▶ _Exercise_
Repeat all entries exactly.

[Start]

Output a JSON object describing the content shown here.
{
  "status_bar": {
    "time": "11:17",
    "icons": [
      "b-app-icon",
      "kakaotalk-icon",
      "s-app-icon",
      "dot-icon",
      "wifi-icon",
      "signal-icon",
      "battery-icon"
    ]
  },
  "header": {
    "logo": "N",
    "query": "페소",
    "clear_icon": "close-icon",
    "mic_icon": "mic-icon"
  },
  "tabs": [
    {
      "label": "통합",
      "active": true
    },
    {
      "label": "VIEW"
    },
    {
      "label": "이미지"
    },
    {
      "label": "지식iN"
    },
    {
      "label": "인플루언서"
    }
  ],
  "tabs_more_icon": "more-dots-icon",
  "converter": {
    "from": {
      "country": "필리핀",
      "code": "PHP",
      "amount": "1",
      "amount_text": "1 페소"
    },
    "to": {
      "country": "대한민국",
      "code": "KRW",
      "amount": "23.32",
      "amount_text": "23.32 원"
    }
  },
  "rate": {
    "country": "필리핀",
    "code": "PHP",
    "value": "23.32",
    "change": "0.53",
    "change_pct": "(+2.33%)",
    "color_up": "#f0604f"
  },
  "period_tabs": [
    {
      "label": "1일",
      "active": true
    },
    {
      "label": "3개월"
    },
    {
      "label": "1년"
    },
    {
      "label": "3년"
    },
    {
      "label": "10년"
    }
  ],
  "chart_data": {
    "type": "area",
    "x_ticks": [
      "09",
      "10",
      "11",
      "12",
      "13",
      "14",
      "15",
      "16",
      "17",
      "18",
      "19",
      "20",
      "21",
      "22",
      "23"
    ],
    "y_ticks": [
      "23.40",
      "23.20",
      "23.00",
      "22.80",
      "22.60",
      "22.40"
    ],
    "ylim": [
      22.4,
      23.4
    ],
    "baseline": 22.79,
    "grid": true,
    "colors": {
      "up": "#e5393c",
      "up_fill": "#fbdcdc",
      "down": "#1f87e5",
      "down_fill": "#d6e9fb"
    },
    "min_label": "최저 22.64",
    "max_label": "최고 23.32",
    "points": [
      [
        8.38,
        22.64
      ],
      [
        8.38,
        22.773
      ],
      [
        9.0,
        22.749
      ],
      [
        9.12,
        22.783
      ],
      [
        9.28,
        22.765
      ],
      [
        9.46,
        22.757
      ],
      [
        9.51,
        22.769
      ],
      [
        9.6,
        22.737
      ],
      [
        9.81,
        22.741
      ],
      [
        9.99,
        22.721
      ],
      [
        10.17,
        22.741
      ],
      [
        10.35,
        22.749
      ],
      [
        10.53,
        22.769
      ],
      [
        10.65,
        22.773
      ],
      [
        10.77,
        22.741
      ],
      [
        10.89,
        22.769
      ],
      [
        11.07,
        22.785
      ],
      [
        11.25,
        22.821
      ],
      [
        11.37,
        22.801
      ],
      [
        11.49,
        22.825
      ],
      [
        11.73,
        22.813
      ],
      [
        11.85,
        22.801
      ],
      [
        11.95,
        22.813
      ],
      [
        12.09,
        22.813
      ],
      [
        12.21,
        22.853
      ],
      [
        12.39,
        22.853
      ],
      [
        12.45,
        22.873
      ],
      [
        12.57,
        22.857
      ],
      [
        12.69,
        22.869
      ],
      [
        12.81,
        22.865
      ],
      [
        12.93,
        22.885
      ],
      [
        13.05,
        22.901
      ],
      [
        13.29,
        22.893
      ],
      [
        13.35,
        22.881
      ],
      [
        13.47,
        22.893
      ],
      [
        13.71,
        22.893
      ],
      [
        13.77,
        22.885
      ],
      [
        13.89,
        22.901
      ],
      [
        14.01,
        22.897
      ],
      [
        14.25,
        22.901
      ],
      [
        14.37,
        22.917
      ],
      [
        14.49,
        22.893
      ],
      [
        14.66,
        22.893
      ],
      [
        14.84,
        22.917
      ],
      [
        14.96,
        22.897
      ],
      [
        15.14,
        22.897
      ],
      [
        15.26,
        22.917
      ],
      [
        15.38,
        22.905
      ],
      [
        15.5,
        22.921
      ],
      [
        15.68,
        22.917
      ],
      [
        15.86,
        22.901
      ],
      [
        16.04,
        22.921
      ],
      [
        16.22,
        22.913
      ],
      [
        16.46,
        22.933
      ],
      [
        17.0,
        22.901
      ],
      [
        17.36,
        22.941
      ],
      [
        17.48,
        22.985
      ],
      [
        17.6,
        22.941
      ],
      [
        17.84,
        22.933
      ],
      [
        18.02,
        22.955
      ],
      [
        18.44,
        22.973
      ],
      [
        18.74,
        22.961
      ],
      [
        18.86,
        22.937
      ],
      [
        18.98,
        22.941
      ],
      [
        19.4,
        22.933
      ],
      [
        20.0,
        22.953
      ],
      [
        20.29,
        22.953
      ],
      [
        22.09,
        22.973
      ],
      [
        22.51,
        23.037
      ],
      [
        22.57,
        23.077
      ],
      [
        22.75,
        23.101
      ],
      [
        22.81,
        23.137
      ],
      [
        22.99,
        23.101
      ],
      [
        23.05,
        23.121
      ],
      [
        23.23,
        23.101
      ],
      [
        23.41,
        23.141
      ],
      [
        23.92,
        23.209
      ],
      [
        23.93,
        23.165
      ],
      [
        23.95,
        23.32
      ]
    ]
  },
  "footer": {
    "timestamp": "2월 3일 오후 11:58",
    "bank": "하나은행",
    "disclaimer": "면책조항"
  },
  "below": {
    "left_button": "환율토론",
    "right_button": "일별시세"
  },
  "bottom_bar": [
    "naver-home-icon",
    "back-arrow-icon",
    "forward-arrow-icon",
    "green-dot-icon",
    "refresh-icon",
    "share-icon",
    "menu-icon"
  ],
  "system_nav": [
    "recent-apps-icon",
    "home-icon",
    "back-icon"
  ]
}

[End]

▶ _Result for this task_
Output a JSON object describing the content shown here.
{
  "status_bar": {
    "time": "11:17",
    "icons": [
      "b-app-icon",
      "kakaotalk-icon",
      "s-app-icon",
      "dot-icon",
      "wifi-icon",
      "signal-icon",
      "battery-icon"
    ]
  },
  "header": {
    "logo": "N",
    "query": "페소",
    "clear_icon": "close-icon",
    "mic_icon": "mic-icon"
  },
  "tabs": [
    {
      "label": "통합",
      "active": true
    },
    {
      "label": "VIEW"
    },
    {
      "label": "이미지"
    },
    {
      "label": "지식iN"
    },
    {
      "label": "인플루언서"
    }
  ],
  "tabs_more_icon": "more-dots-icon",
  "converter": {
    "from": {
      "country": "필리핀",
      "code": "PHP",
      "amount": "1",
      "amount_text": "1 페소"
    },
    "to": {
      "country": "대한민국",
      "code": "KRW",
      "amount": "23.32",
      "amount_text": "23.32 원"
    }
  },
  "rate": {
    "country": "필리핀",
    "code": "PHP",
    "value": "23.32",
    "change": "0.53",
    "change_pct": "(+2.33%)",
    "color_up": "#f0604f"
  },
  "period_tabs": [
    {
      "label": "1일",
      "active": true
    },
    {
      "label": "3개월"
    },
    {
      "label": "1년"
    },
    {
      "label": "3년"
    },
    {
      "label": "10년"
    }
  ],
  "chart_data": {
    "type": "area",
    "x_ticks": [
      "09",
      "10",
      "11",
      "12",
      "13",
      "14",
      "15",
      "16",
      "17",
      "18",
      "19",
      "20",
      "21",
      "22",
      "23"
    ],
    "y_ticks": [
      "23.40",
      "23.20",
      "23.00",
      "22.80",
      "22.60",
      "22.40"
    ],
    "ylim": [
      22.4,
      23.4
    ],
    "baseline": 22.79,
    "grid": true,
    "colors": {
      "up": "#e5393c",
      "up_fill": "#fbdcdc",
      "down": "#1f87e5",
      "down_fill": "#d6e9fb"
    },
    "min_label": "최저 22.64",
    "max_label": "최고 23.32",
    "points": [
      [
        8.38,
        22.64
      ],
      [
        8.38,
        22.773
      ],
      [
        9.0,
        22.749
      ],
      [
        9.12,
        22.783
      ],
      [
        9.28,
        22.765
      ],
      [
        9.46,
        22.757
      ],
      [
        9.51,
        22.769
      ],
      [
        9.6,
        22.737
      ],
      [
        9.81,
        22.741
      ],
      [
        9.99,
        22.721
      ],
      [
        10.17,
        22.741
      ],
      [
        10.35,
        22.749
      ],
      [
        10.53,
        22.769
      ],
      [
        10.65,
        22.773
      ],
      [
        10.77,
        22.741
      ],
      [
        10.89,
        22.769
      ],
      [
        11.07,
        22.785
      ],
      [
        11.25,
        22.821
      ],
      [
        11.37,
        22.801
      ],
      [
        11.49,
        22.825
      ],
      [
        11.73,
        22.813
      ],
      [
        11.85,
        22.801
      ],
      [
        11.95,
        22.813
      ],
      [
        12.09,
        22.813
      ],
      [
        12.21,
        22.853
      ],
      [
        12.39,
        22.853
      ],
      [
        12.45,
        22.873
      ],
      [
        12.57,
        22.857
      ],
      [
        12.69,
        22.869
      ],
      [
        12.81,
        22.865
      ],
      [
        12.93,
        22.885
      ],
      [
        13.05,
        22.901
      ],
      [
        13.29,
        22.893
      ],
      [
        13.35,
        22.881
      ],
      [
        13.47,
        22.893
      ],
      [
        13.71,
        22.893
      ],
      [
        13.77,
        22.885
      ],
      [
        13.89,
        22.901
      ],
      [
        14.01,
        22.897
      ],
      [
        14.25,
        22.901
      ],
      [
        14.37,
        22.917
      ],
      [
        14.49,
        22.893
      ],
      [
        14.66,
        22.893
      ],
      [
        14.84,
        22.917
      ],
      [
        14.96,
        22.897
      ],
      [
        15.14,
        22.897
      ],
      [
        15.26,
        22.917
      ],
      [
        15.38,
        22.905
      ],
      [
        15.5,
        22.921
      ],
      [
        15.68,
        22.917
      ],
      [
        15.86,
        22.901
      ],
      [
        16.04,
        22.921
      ],
      [
        16.22,
        22.913
      ],
      [
        16.46,
        22.933
      ],
      [
        17.0,
        22.901
      ],
      [
        17.36,
        22.941
      ],
      [
        17.48,
        22.985
      ],
      [
        17.6,
        22.941
      ],
      [
        17.84,
        22.933
      ],
      [
        18.02,
        22.955
      ],
      [
        18.44,
        22.973
      ],
      [
        18.74,
        22.961
      ],
      [
        18.86,
        22.937
      ],
      [
        18.98,
        22.941
      ],
      [
        19.4,
        22.933
      ],
      [
        20.0,
        22.953
      ],
      [
        20.29,
        22.953
      ],
      [
        22.09,
        22.973
      ],
      [
        22.51,
        23.037
      ],
      [
        22.57,
        23.077
      ],
      [
        22.75,
        23.101
      ],
      [
        22.81,
        23.137
      ],
      [
        22.99,
        23.101
      ],
      [
        23.05,
        23.121
      ],
      [
        23.23,
        23.101
      ],
      [
        23.41,
        23.141
      ],
      [
        23.92,
        23.209
      ],
      [
        23.93,
        23.165
      ],
      [
        23.95,
        23.32
      ]
    ]
  },
  "footer": {
    "timestamp": "2월 3일 오후 11:58",
    "bank": "하나은행",
    "disclaimer": "면책조항"
  },
  "below": {
    "left_button": "환율토론",
    "right_button": "일별시세"
  },
  "bottom_bar": [
    "naver-home-icon",
    "back-arrow-icon",
    "forward-arrow-icon",
    "green-dot-icon",
    "refresh-icon",
    "share-icon",
    "menu-icon"
  ],
  "system_nav": [
    "recent-apps-icon",
    "home-icon",
    "back-icon"
  ]
}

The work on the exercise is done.